Work to do
Pictures stay out; everything else in the records below is copied exactly.

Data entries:

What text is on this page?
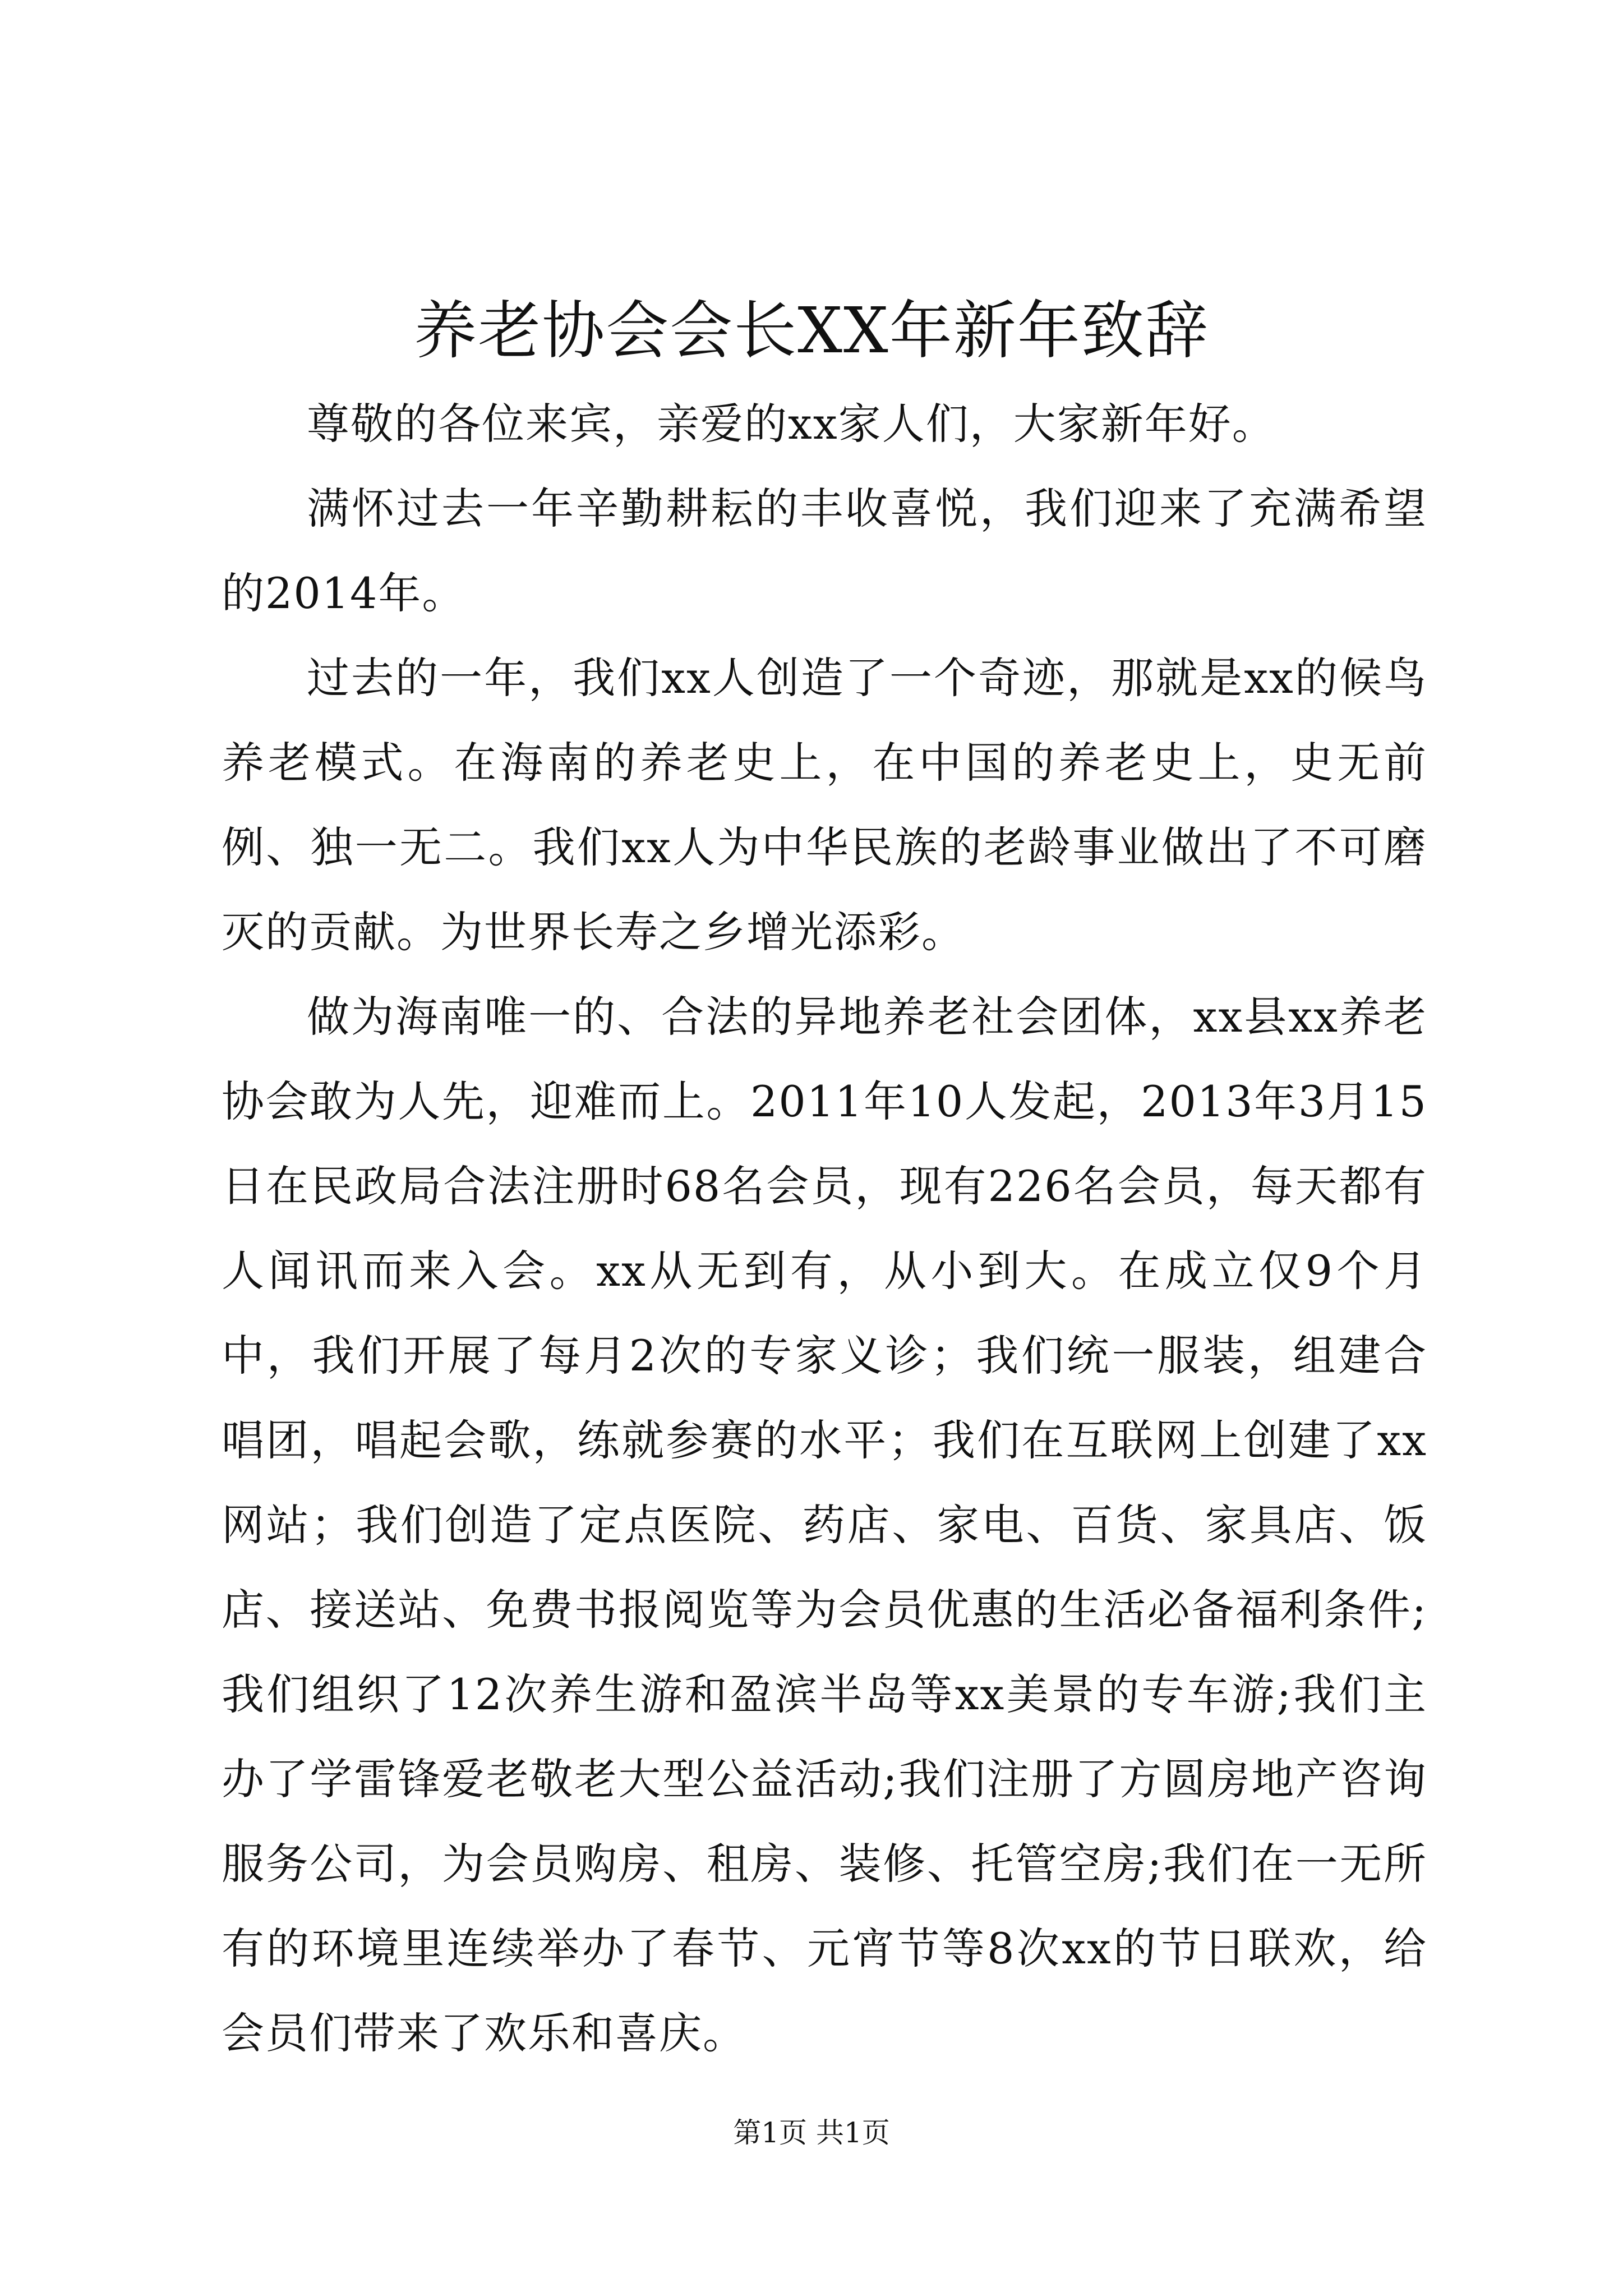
养老协会会长XX年新年致辞

尊敬的各位来宾，亲爱的xx家人们，大家新年好。

满怀过去一年辛勤耕耘的丰收喜悦，我们迎来了充满希望的2014年。

过去的一年，我们xx人创造了一个奇迹，那就是xx的候鸟养老模式。在海南的养老史上，在中国的养老史上，史无前例、独一无二。我们xx人为中华民族的老龄事业做出了不可磨灭的贡献。为世界长寿之乡增光添彩。

做为海南唯一的、合法的异地养老社会团体，xx县xx养老协会敢为人先，迎难而上。2011年10人发起，2013年3月15日在民政局合法注册时68名会员，现有226名会员，每天都有人闻讯而来入会。xx从无到有，从小到大。在成立仅9个月中，我们开展了每月2次的专家义诊；我们统一服装，组建合唱团，唱起会歌，练就参赛的水平；我们在互联网上创建了xx网站；我们创造了定点医院、药店、家电、百货、家具店、饭店、接送站、免费书报阅览等为会员优惠的生活必备福利条件;我们组织了12次养生游和盈滨半岛等xx美景的专车游;我们主办了学雷锋爱老敬老大型公益活动;我们注册了方圆房地产咨询服务公司，为会员购房、租房、装修、托管空房;我们在一无所有的环境里连续举办了春节、元宵节等8次xx的节日联欢，给会员们带来了欢乐和喜庆。

第1页 共1页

Complete output
What text is on this page?
养老协会会长XX年新年致辞

尊敬的各位来宾，亲爱的xx家人们，大家新年好。

满怀过去一年辛勤耕耘的丰收喜悦，我们迎来了充满希望的2014年。

过去的一年，我们xx人创造了一个奇迹，那就是xx的候鸟养老模式。在海南的养老史上，在中国的养老史上，史无前例、独一无二。我们xx人为中华民族的老龄事业做出了不可磨灭的贡献。为世界长寿之乡增光添彩。

做为海南唯一的、合法的异地养老社会团体，xx县xx养老协会敢为人先，迎难而上。2011年10人发起，2013年3月15日在民政局合法注册时68名会员，现有226名会员，每天都有人闻讯而来入会。xx从无到有，从小到大。在成立仅9个月中，我们开展了每月2次的专家义诊；我们统一服装，组建合唱团，唱起会歌，练就参赛的水平；我们在互联网上创建了xx网站；我们创造了定点医院、药店、家电、百货、家具店、饭店、接送站、免费书报阅览等为会员优惠的生活必备福利条件;我们组织了12次养生游和盈滨半岛等xx美景的专车游;我们主办了学雷锋爱老敬老大型公益活动;我们注册了方圆房地产咨询服务公司，为会员购房、租房、装修、托管空房;我们在一无所有的环境里连续举办了春节、元宵节等8次xx的节日联欢，给会员们带来了欢乐和喜庆。

第1页 共1页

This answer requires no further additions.